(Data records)
↓↓↓
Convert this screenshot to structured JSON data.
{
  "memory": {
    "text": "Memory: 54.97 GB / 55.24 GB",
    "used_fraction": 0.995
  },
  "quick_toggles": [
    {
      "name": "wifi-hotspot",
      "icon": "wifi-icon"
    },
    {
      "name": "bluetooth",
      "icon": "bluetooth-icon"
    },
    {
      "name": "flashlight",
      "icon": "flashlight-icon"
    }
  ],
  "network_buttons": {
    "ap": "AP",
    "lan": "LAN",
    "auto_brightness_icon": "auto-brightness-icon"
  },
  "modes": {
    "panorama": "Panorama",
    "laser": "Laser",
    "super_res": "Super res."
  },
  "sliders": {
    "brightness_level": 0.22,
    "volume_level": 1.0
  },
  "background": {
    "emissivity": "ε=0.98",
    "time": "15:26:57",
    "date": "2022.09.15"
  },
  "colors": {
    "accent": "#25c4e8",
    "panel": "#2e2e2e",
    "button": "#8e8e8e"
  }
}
↑↑↑
Required work:
Print the listing above in its entirety, with every line exact.

Response to the exercise:
Convert this screenshot to structured JSON data.
{
  "memory": {
    "text": "Memory: 54.97 GB / 55.24 GB",
    "used_fraction": 0.995
  },
  "quick_toggles": [
    {
      "name": "wifi-hotspot",
      "icon": "wifi-icon"
    },
    {
      "name": "bluetooth",
      "icon": "bluetooth-icon"
    },
    {
      "name": "flashlight",
      "icon": "flashlight-icon"
    }
  ],
  "network_buttons": {
    "ap": "AP",
    "lan": "LAN",
    "auto_brightness_icon": "auto-brightness-icon"
  },
  "modes": {
    "panorama": "Panorama",
    "laser": "Laser",
    "super_res": "Super res."
  },
  "sliders": {
    "brightness_level": 0.22,
    "volume_level": 1.0
  },
  "background": {
    "emissivity": "ε=0.98",
    "time": "15:26:57",
    "date": "2022.09.15"
  },
  "colors": {
    "accent": "#25c4e8",
    "panel": "#2e2e2e",
    "button": "#8e8e8e"
  }
}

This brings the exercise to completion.